→ Material for the task:
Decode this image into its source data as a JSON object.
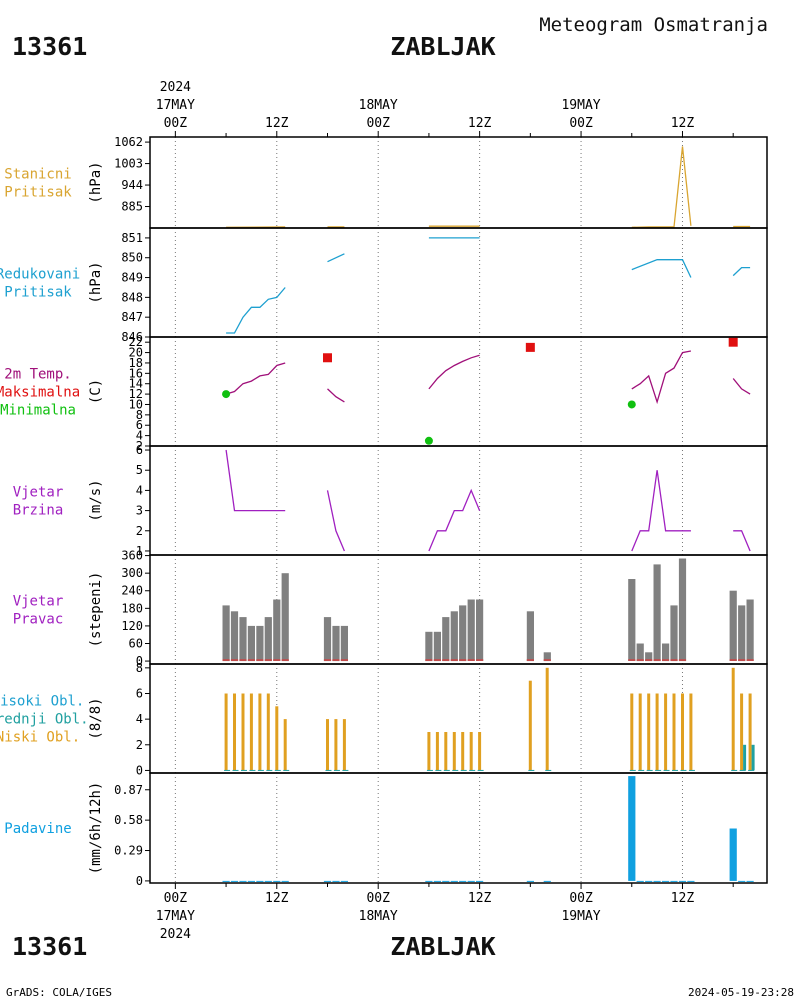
{
  "header": {
    "station_id": "13361",
    "station_name": "ZABLJAK",
    "title": "Meteogram Osmatranja"
  },
  "footer": {
    "left": "GrADS: COLA/IGES",
    "right": "2024-05-19-23:28"
  },
  "axis": {
    "year": "2024",
    "days": [
      {
        "label": "17MAY",
        "hour": 0
      },
      {
        "label": "18MAY",
        "hour": 24
      },
      {
        "label": "19MAY",
        "hour": 48
      }
    ],
    "ticks": [
      {
        "hour": 0,
        "label": "00Z"
      },
      {
        "hour": 12,
        "label": "12Z"
      },
      {
        "hour": 24,
        "label": "00Z"
      },
      {
        "hour": 36,
        "label": "12Z"
      },
      {
        "hour": 48,
        "label": "00Z"
      },
      {
        "hour": 60,
        "label": "12Z"
      }
    ],
    "xlim": [
      -3,
      70
    ]
  },
  "colors": {
    "pressure": "#d9a531",
    "reduced": "#1ea0d0",
    "tmax": "#e01010",
    "tmin": "#10c010",
    "temp_line": "#a0107a",
    "wind": "#a020c0",
    "dir_bar": "#808080",
    "dir_base": "#d04040",
    "cloud_low": "#e0a020",
    "cloud_mid": "#20a0a0",
    "precip": "#10a0e0"
  },
  "chart_data": [
    {
      "id": "station-pressure",
      "type": "line",
      "labels": [
        {
          "text": "Stanicni",
          "color": "#d9a531"
        },
        {
          "text": "Pritisak",
          "color": "#d9a531"
        }
      ],
      "unit": "(hPa)",
      "yticks": [
        885,
        944,
        1003,
        1062
      ],
      "ylim": [
        826,
        1076
      ],
      "series": [
        {
          "color": "#d9a531",
          "segments": [
            [
              [
                6,
                828
              ],
              [
                13,
                829
              ]
            ],
            [
              [
                18,
                829
              ],
              [
                20,
                829
              ]
            ],
            [
              [
                30,
                831
              ],
              [
                36,
                831
              ]
            ],
            [
              [
                54,
                828
              ],
              [
                56,
                829
              ],
              [
                59,
                829
              ],
              [
                60,
                1050
              ],
              [
                61,
                832
              ]
            ],
            [
              [
                66,
                830
              ],
              [
                68,
                830
              ]
            ]
          ]
        }
      ]
    },
    {
      "id": "reduced-pressure",
      "type": "line",
      "labels": [
        {
          "text": "Redukovani",
          "color": "#1ea0d0"
        },
        {
          "text": "Pritisak",
          "color": "#1ea0d0"
        }
      ],
      "unit": "(hPa)",
      "yticks": [
        846,
        847,
        848,
        849,
        850,
        851
      ],
      "ylim": [
        846,
        851.5
      ],
      "series": [
        {
          "color": "#1ea0d0",
          "segments": [
            [
              [
                6,
                846.2
              ],
              [
                7,
                846.2
              ],
              [
                8,
                847.0
              ],
              [
                9,
                847.5
              ],
              [
                10,
                847.5
              ],
              [
                11,
                847.9
              ],
              [
                12,
                848.0
              ],
              [
                13,
                848.5
              ]
            ],
            [
              [
                18,
                849.8
              ],
              [
                20,
                850.2
              ]
            ],
            [
              [
                30,
                851.0
              ],
              [
                36,
                851.0
              ]
            ],
            [
              [
                54,
                849.4
              ],
              [
                57,
                849.9
              ],
              [
                60,
                849.9
              ],
              [
                61,
                849.0
              ]
            ],
            [
              [
                66,
                849.1
              ],
              [
                67,
                849.5
              ],
              [
                68,
                849.5
              ]
            ]
          ]
        }
      ]
    },
    {
      "id": "temperature",
      "type": "line",
      "labels": [
        {
          "text": "2m Temp.",
          "color": "#a0107a"
        },
        {
          "text": "Maksimalna",
          "color": "#e01010"
        },
        {
          "text": "Minimalna",
          "color": "#10c010"
        }
      ],
      "unit": "(C)",
      "yticks": [
        2,
        4,
        6,
        8,
        10,
        12,
        14,
        16,
        18,
        20,
        22
      ],
      "ylim": [
        2,
        23
      ],
      "series": [
        {
          "color": "#a0107a",
          "segments": [
            [
              [
                6,
                12
              ],
              [
                7,
                12.5
              ],
              [
                8,
                14
              ],
              [
                9,
                14.5
              ],
              [
                10,
                15.5
              ],
              [
                11,
                15.8
              ],
              [
                12,
                17.5
              ],
              [
                13,
                18
              ]
            ],
            [
              [
                18,
                13
              ],
              [
                19,
                11.5
              ],
              [
                20,
                10.5
              ]
            ],
            [
              [
                30,
                13
              ],
              [
                31,
                15
              ],
              [
                32,
                16.5
              ],
              [
                33,
                17.5
              ],
              [
                34,
                18.3
              ],
              [
                35,
                19
              ],
              [
                36,
                19.5
              ]
            ],
            [
              [
                54,
                13
              ],
              [
                55,
                14
              ],
              [
                56,
                15.5
              ],
              [
                57,
                10.5
              ],
              [
                58,
                16
              ],
              [
                59,
                17
              ],
              [
                60,
                20
              ],
              [
                61,
                20.3
              ]
            ],
            [
              [
                66,
                15
              ],
              [
                67,
                13
              ],
              [
                68,
                12
              ]
            ]
          ]
        }
      ],
      "max_points": [
        [
          18,
          19
        ],
        [
          42,
          21
        ],
        [
          66,
          22
        ]
      ],
      "min_points": [
        [
          6,
          12
        ],
        [
          30,
          3
        ],
        [
          54,
          10
        ]
      ]
    },
    {
      "id": "wind-speed",
      "type": "line",
      "labels": [
        {
          "text": "Vjetar",
          "color": "#a020c0"
        },
        {
          "text": "Brzina",
          "color": "#a020c0"
        }
      ],
      "unit": "(m/s)",
      "yticks": [
        1,
        2,
        3,
        4,
        5,
        6
      ],
      "ylim": [
        0.8,
        6.2
      ],
      "series": [
        {
          "color": "#a020c0",
          "segments": [
            [
              [
                6,
                6
              ],
              [
                7,
                3
              ],
              [
                13,
                3
              ]
            ],
            [
              [
                18,
                4
              ],
              [
                19,
                2
              ],
              [
                20,
                1
              ]
            ],
            [
              [
                30,
                1
              ],
              [
                31,
                2
              ],
              [
                32,
                2
              ],
              [
                33,
                3
              ],
              [
                34,
                3
              ],
              [
                35,
                4
              ],
              [
                36,
                3
              ]
            ],
            [
              [
                54,
                1
              ],
              [
                55,
                2
              ],
              [
                56,
                2
              ],
              [
                57,
                5
              ],
              [
                58,
                2
              ],
              [
                61,
                2
              ]
            ],
            [
              [
                66,
                2
              ],
              [
                67,
                2
              ],
              [
                68,
                1
              ]
            ]
          ]
        }
      ]
    },
    {
      "id": "wind-direction",
      "type": "bar",
      "labels": [
        {
          "text": "Vjetar",
          "color": "#a020c0"
        },
        {
          "text": "Pravac",
          "color": "#a020c0"
        }
      ],
      "unit": "(stepeni)",
      "yticks": [
        0,
        60,
        120,
        180,
        240,
        300,
        360
      ],
      "ylim": [
        -10,
        362
      ],
      "series": [
        {
          "name": "",
          "color": "#808080",
          "x": [
            6,
            7,
            8,
            9,
            10,
            11,
            12,
            13,
            18,
            19,
            20,
            30,
            31,
            32,
            33,
            34,
            35,
            36,
            42,
            44,
            54,
            55,
            56,
            57,
            58,
            59,
            60,
            66,
            67,
            68
          ],
          "values": [
            190,
            170,
            150,
            120,
            120,
            150,
            210,
            300,
            150,
            120,
            120,
            100,
            100,
            150,
            170,
            190,
            210,
            210,
            170,
            30,
            280,
            60,
            30,
            330,
            60,
            190,
            350,
            240,
            190,
            210
          ]
        }
      ]
    },
    {
      "id": "clouds",
      "type": "bar",
      "labels": [
        {
          "text": "Visoki Obl.",
          "color": "#1ea0d0"
        },
        {
          "text": "Srednji Obl.",
          "color": "#20a0a0"
        },
        {
          "text": "Niski Obl.",
          "color": "#e0a020"
        }
      ],
      "unit": "(8/8)",
      "yticks": [
        0,
        2,
        4,
        6,
        8
      ],
      "ylim": [
        -0.2,
        8.3
      ],
      "series": [
        {
          "name": "Niski Obl.",
          "color": "#e0a020",
          "x": [
            6,
            7,
            8,
            9,
            10,
            11,
            12,
            13,
            18,
            19,
            20,
            30,
            31,
            32,
            33,
            34,
            35,
            36,
            42,
            44,
            54,
            55,
            56,
            57,
            58,
            59,
            60,
            61,
            66,
            67,
            68
          ],
          "values": [
            6,
            6,
            6,
            6,
            6,
            6,
            5,
            4,
            4,
            4,
            4,
            3,
            3,
            3,
            3,
            3,
            3,
            3,
            7,
            8,
            6,
            6,
            6,
            6,
            6,
            6,
            6,
            6,
            8,
            6,
            6
          ]
        },
        {
          "name": "Srednji Obl.",
          "color": "#20a0a0",
          "x": [
            67,
            68
          ],
          "values": [
            2,
            2
          ]
        }
      ]
    },
    {
      "id": "precipitation",
      "type": "bar",
      "labels": [
        {
          "text": "Padavine",
          "color": "#10a0e0"
        }
      ],
      "unit": "(mm/6h/12h)",
      "yticks": [
        0,
        0.29,
        0.58,
        0.87
      ],
      "ylim": [
        -0.02,
        1.03
      ],
      "series": [
        {
          "name": "",
          "color": "#10a0e0",
          "x": [
            6,
            7,
            8,
            9,
            10,
            11,
            12,
            13,
            18,
            19,
            20,
            30,
            31,
            32,
            33,
            34,
            35,
            36,
            42,
            44,
            54,
            55,
            56,
            57,
            58,
            59,
            60,
            61,
            66,
            67,
            68
          ],
          "values": [
            0,
            0,
            0,
            0,
            0,
            0,
            0,
            0,
            0,
            0,
            0,
            0,
            0,
            0,
            0,
            0,
            0,
            0,
            0,
            0,
            1.0,
            0,
            0,
            0,
            0,
            0,
            0,
            0,
            0.5,
            0,
            0
          ]
        }
      ]
    }
  ]
}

→ Written instruction:
The word "unit" appears in how many lines of the data? Answer with only the number.

→ Task result:
7